Given task
Without the pictures, reproduce the records that follow exactly.

Records about charts and figures
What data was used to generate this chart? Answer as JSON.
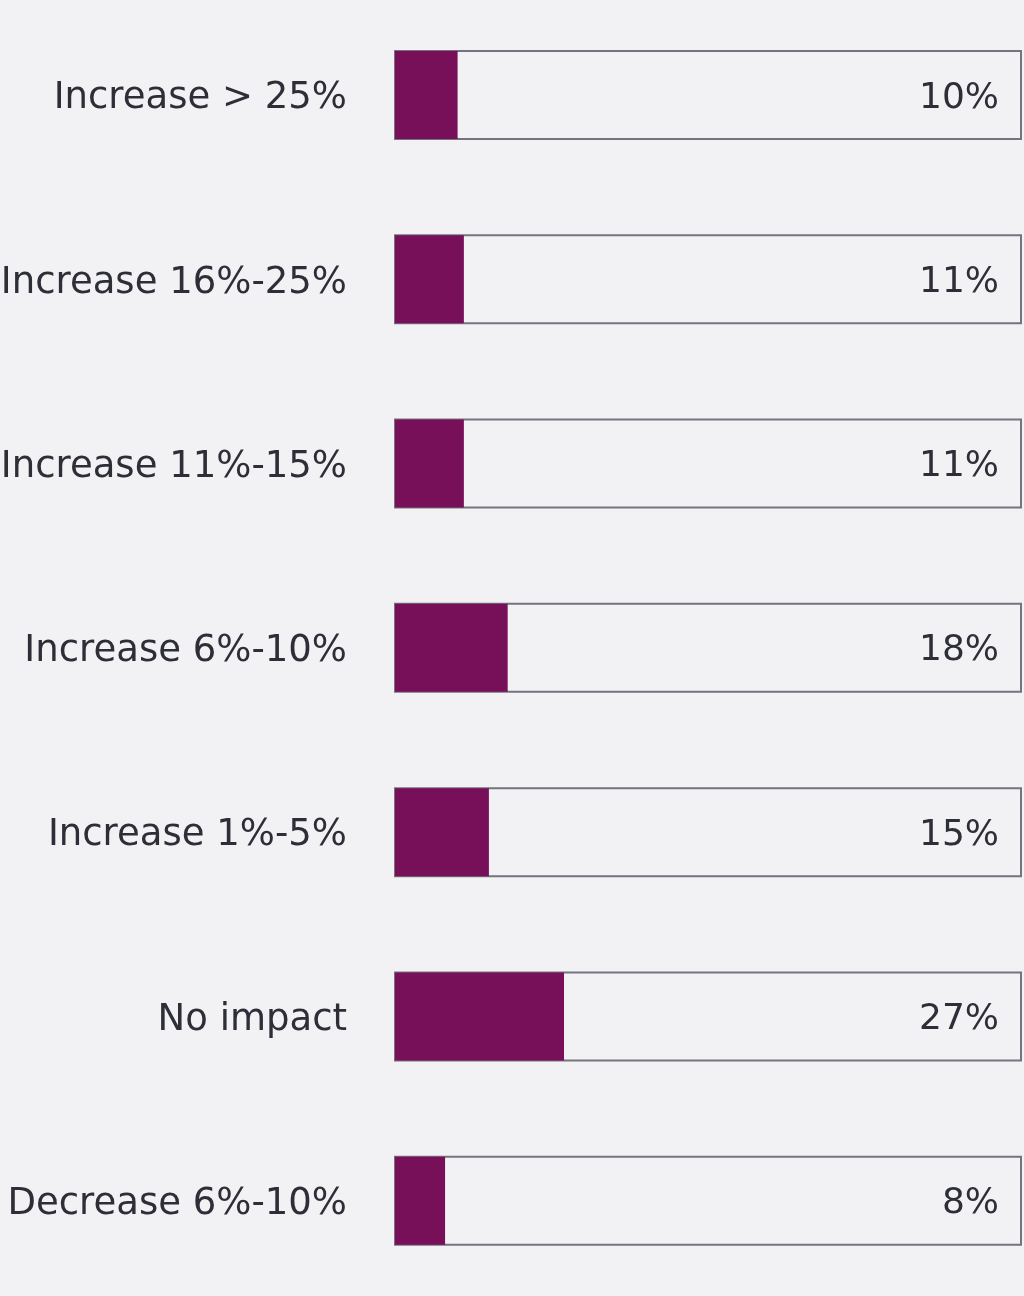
{
  "chart_data": {
    "type": "bar",
    "orientation": "horizontal",
    "categories": [
      "Increase > 25%",
      "Increase 16%-25%",
      "Increase 11%-15%",
      "Increase 6%-10%",
      "Increase 1%-5%",
      "No impact",
      "Decrease 6%-10%"
    ],
    "values": [
      10,
      11,
      11,
      18,
      15,
      27,
      8
    ],
    "value_labels": [
      "10%",
      "11%",
      "11%",
      "18%",
      "15%",
      "27%",
      "8%"
    ],
    "color": "#770f59",
    "xlim": [
      0,
      100
    ],
    "tick_labels": "y",
    "grid": false,
    "legend": false
  }
}
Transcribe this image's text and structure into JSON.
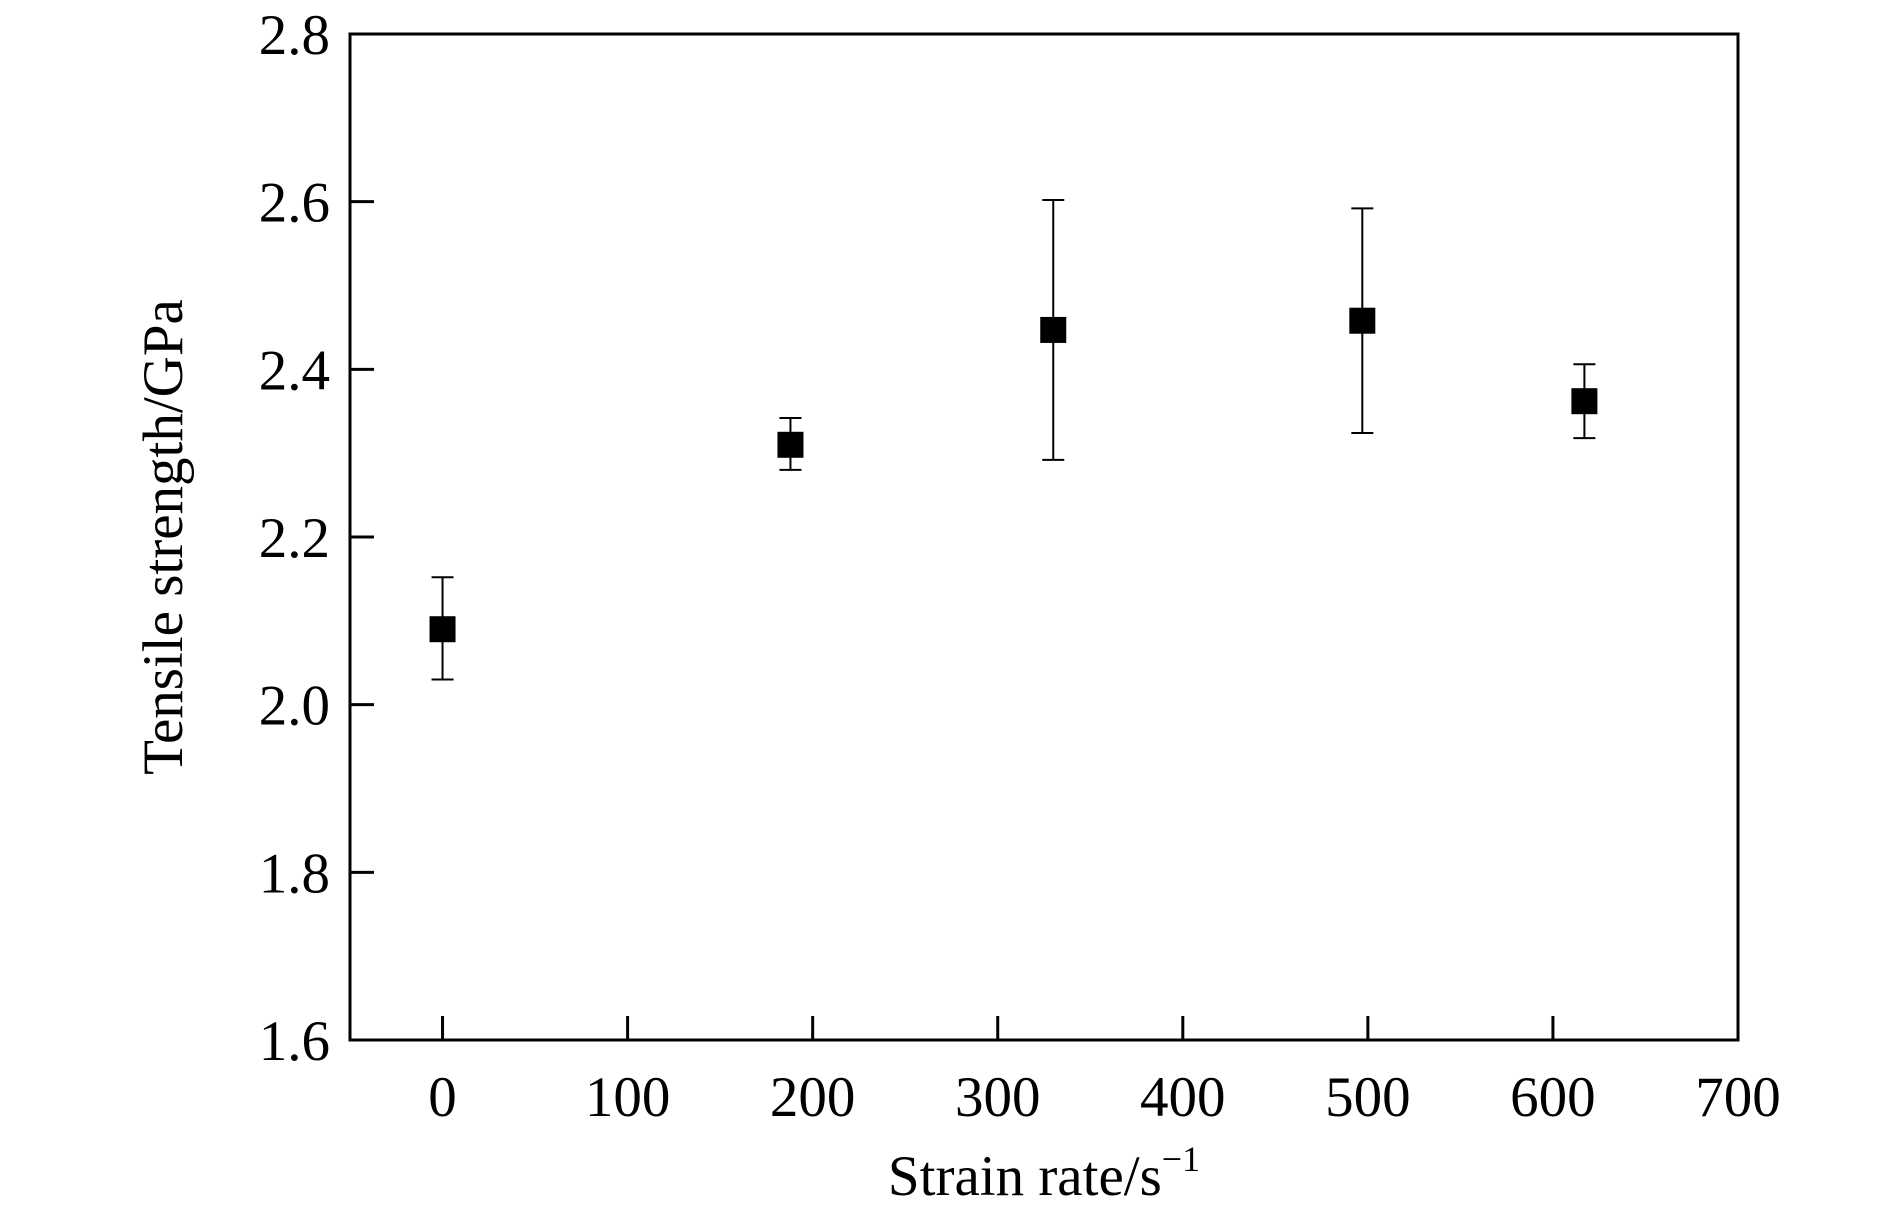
{
  "chart_data": {
    "type": "scatter",
    "xlabel": "Strain rate/s",
    "xlabel_superscript": "−1",
    "ylabel": "Tensile strength/GPa",
    "xlim": [
      -50,
      700
    ],
    "ylim": [
      1.6,
      2.8
    ],
    "xticks": [
      0,
      100,
      200,
      300,
      400,
      500,
      600,
      700
    ],
    "xtick_labels": [
      "0",
      "100",
      "200",
      "300",
      "400",
      "500",
      "600",
      "700"
    ],
    "yticks": [
      1.6,
      1.8,
      2.0,
      2.2,
      2.4,
      2.6,
      2.8
    ],
    "ytick_labels": [
      "1.6",
      "1.8",
      "2.0",
      "2.2",
      "2.4",
      "2.6",
      "2.8"
    ],
    "grid": false,
    "marker": "square",
    "marker_color": "#000000",
    "points": [
      {
        "x": 0,
        "y": 2.09,
        "err_low": 2.03,
        "err_high": 2.152
      },
      {
        "x": 188,
        "y": 2.31,
        "err_low": 2.28,
        "err_high": 2.342
      },
      {
        "x": 330,
        "y": 2.447,
        "err_low": 2.292,
        "err_high": 2.602
      },
      {
        "x": 497,
        "y": 2.458,
        "err_low": 2.324,
        "err_high": 2.592
      },
      {
        "x": 617,
        "y": 2.362,
        "err_low": 2.318,
        "err_high": 2.406
      }
    ]
  }
}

Answer below
What data was used to generate this chart? Answer as JSON.
{
  "chart_data": {
    "type": "bar",
    "orientation": "horizontal",
    "categories": [
      "Increase > 25%",
      "Increase 16%-25%",
      "Increase 11%-15%",
      "Increase 6%-10%",
      "Increase 1%-5%",
      "No impact",
      "Decrease 6%-10%"
    ],
    "values": [
      10,
      11,
      11,
      18,
      15,
      27,
      8
    ],
    "value_labels": [
      "10%",
      "11%",
      "11%",
      "18%",
      "15%",
      "27%",
      "8%"
    ],
    "color": "#770f59",
    "xlim": [
      0,
      100
    ],
    "tick_labels": "y",
    "grid": false,
    "legend": false
  }
}
Transcribe this image's text and structure into JSON.
{
  "chart_data": {
    "type": "scatter",
    "xlabel": "Strain rate/s",
    "xlabel_superscript": "−1",
    "ylabel": "Tensile strength/GPa",
    "xlim": [
      -50,
      700
    ],
    "ylim": [
      1.6,
      2.8
    ],
    "xticks": [
      0,
      100,
      200,
      300,
      400,
      500,
      600,
      700
    ],
    "xtick_labels": [
      "0",
      "100",
      "200",
      "300",
      "400",
      "500",
      "600",
      "700"
    ],
    "yticks": [
      1.6,
      1.8,
      2.0,
      2.2,
      2.4,
      2.6,
      2.8
    ],
    "ytick_labels": [
      "1.6",
      "1.8",
      "2.0",
      "2.2",
      "2.4",
      "2.6",
      "2.8"
    ],
    "grid": false,
    "marker": "square",
    "marker_color": "#000000",
    "points": [
      {
        "x": 0,
        "y": 2.09,
        "err_low": 2.03,
        "err_high": 2.152
      },
      {
        "x": 188,
        "y": 2.31,
        "err_low": 2.28,
        "err_high": 2.342
      },
      {
        "x": 330,
        "y": 2.447,
        "err_low": 2.292,
        "err_high": 2.602
      },
      {
        "x": 497,
        "y": 2.458,
        "err_low": 2.324,
        "err_high": 2.592
      },
      {
        "x": 617,
        "y": 2.362,
        "err_low": 2.318,
        "err_high": 2.406
      }
    ]
  }
}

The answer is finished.